Exercise directions ▸ Would you repeat the data below exactly, taking out the images?

+-------+

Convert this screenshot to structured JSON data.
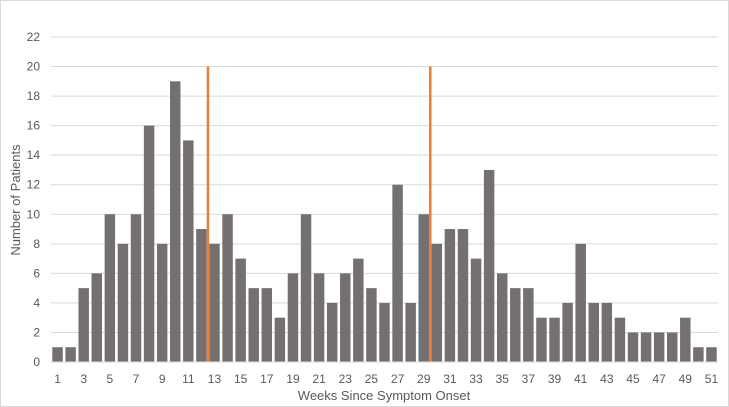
{
  "chart_data": {
    "type": "bar",
    "xlabel": "Weeks Since Symptom Onset",
    "ylabel": "Number of Patients",
    "ylim": [
      0,
      22
    ],
    "ytick_step": 2,
    "grid": true,
    "bar_color": "#757070",
    "grid_color": "#d9d9d9",
    "marker_color": "#ed7d31",
    "categories": [
      1,
      2,
      3,
      4,
      5,
      6,
      7,
      8,
      9,
      10,
      11,
      12,
      13,
      14,
      15,
      16,
      17,
      18,
      19,
      20,
      21,
      22,
      23,
      24,
      25,
      26,
      27,
      28,
      29,
      30,
      31,
      32,
      33,
      34,
      35,
      36,
      37,
      38,
      39,
      40,
      41,
      42,
      43,
      44,
      45,
      46,
      47,
      48,
      49,
      50,
      51
    ],
    "x_tick_labels": [
      "1",
      "3",
      "5",
      "7",
      "9",
      "11",
      "13",
      "15",
      "17",
      "19",
      "21",
      "23",
      "25",
      "27",
      "29",
      "31",
      "33",
      "35",
      "37",
      "39",
      "41",
      "43",
      "45",
      "47",
      "49",
      "51"
    ],
    "values": [
      1,
      1,
      5,
      6,
      10,
      8,
      10,
      16,
      8,
      19,
      15,
      9,
      8,
      10,
      7,
      5,
      5,
      3,
      6,
      10,
      6,
      4,
      6,
      7,
      5,
      4,
      12,
      4,
      10,
      8,
      9,
      9,
      7,
      13,
      6,
      5,
      5,
      3,
      3,
      4,
      8,
      4,
      4,
      3,
      2,
      2,
      2,
      2,
      3,
      1,
      1
    ],
    "vertical_markers": [
      {
        "x": 12.5,
        "value": 20
      },
      {
        "x": 29.5,
        "value": 20
      }
    ]
  }
}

+-------+

Written answer ▸
Convert this screenshot to structured JSON data.
{
  "chart_data": {
    "type": "bar",
    "xlabel": "Weeks Since Symptom Onset",
    "ylabel": "Number of Patients",
    "ylim": [
      0,
      22
    ],
    "ytick_step": 2,
    "grid": true,
    "bar_color": "#757070",
    "grid_color": "#d9d9d9",
    "marker_color": "#ed7d31",
    "categories": [
      1,
      2,
      3,
      4,
      5,
      6,
      7,
      8,
      9,
      10,
      11,
      12,
      13,
      14,
      15,
      16,
      17,
      18,
      19,
      20,
      21,
      22,
      23,
      24,
      25,
      26,
      27,
      28,
      29,
      30,
      31,
      32,
      33,
      34,
      35,
      36,
      37,
      38,
      39,
      40,
      41,
      42,
      43,
      44,
      45,
      46,
      47,
      48,
      49,
      50,
      51
    ],
    "x_tick_labels": [
      "1",
      "3",
      "5",
      "7",
      "9",
      "11",
      "13",
      "15",
      "17",
      "19",
      "21",
      "23",
      "25",
      "27",
      "29",
      "31",
      "33",
      "35",
      "37",
      "39",
      "41",
      "43",
      "45",
      "47",
      "49",
      "51"
    ],
    "values": [
      1,
      1,
      5,
      6,
      10,
      8,
      10,
      16,
      8,
      19,
      15,
      9,
      8,
      10,
      7,
      5,
      5,
      3,
      6,
      10,
      6,
      4,
      6,
      7,
      5,
      4,
      12,
      4,
      10,
      8,
      9,
      9,
      7,
      13,
      6,
      5,
      5,
      3,
      3,
      4,
      8,
      4,
      4,
      3,
      2,
      2,
      2,
      2,
      3,
      1,
      1
    ],
    "vertical_markers": [
      {
        "x": 12.5,
        "value": 20
      },
      {
        "x": 29.5,
        "value": 20
      }
    ]
  }
}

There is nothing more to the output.